• [Do this]: Extract from the listing each line in which the word "editable" appears.

--- START ---

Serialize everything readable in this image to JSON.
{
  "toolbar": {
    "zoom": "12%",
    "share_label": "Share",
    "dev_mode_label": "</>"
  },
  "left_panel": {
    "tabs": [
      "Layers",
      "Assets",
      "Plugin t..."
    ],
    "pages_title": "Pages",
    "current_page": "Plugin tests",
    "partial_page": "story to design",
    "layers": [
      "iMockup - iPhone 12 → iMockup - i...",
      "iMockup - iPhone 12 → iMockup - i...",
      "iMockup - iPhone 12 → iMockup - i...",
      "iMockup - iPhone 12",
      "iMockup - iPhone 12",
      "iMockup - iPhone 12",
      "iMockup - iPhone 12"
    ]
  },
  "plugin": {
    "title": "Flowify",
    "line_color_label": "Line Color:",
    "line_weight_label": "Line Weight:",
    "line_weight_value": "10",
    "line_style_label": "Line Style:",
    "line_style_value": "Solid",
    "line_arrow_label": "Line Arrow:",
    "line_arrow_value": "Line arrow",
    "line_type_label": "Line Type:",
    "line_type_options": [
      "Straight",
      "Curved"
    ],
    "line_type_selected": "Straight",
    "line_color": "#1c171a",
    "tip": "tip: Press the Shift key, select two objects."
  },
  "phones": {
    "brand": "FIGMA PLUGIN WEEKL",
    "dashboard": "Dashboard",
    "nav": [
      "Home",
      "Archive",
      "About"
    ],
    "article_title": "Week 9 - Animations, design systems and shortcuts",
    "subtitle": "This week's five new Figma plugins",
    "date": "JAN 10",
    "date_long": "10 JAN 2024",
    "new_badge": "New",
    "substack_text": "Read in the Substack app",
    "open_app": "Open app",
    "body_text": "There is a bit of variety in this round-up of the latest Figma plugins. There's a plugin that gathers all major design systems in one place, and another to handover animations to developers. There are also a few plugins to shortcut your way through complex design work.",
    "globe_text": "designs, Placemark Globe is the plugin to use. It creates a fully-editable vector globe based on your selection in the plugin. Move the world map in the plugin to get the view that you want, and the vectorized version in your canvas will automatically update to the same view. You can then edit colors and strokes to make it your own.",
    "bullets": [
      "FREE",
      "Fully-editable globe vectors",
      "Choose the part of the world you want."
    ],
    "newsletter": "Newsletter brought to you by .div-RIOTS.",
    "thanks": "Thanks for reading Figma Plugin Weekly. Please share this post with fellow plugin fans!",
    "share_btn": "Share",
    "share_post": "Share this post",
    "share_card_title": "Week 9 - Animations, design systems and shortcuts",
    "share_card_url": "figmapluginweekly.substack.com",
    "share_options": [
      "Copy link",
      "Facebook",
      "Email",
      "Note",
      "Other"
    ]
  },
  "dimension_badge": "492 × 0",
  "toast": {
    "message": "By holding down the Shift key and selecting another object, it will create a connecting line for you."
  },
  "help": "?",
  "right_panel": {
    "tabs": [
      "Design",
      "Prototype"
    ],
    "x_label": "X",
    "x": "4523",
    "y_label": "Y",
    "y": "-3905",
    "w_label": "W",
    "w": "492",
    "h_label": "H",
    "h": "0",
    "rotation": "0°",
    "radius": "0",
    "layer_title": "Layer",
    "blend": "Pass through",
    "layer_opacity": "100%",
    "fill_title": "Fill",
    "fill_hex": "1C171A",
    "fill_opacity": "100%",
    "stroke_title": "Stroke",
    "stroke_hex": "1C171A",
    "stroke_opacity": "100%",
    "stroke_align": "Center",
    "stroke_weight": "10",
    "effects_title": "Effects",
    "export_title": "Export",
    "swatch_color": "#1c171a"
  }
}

--- END ---

• [Problem solution]:
    "globe_text": "designs, Placemark Globe is the plugin to use. It creates a fully-editable vector globe based on your selection in the plugin. Move the world map in the plugin to get the view that you want, and the vectorized version in your canvas will automatically update to the same view. You can then edit colors and strokes to make it your own.",
      "Fully-editable globe vectors",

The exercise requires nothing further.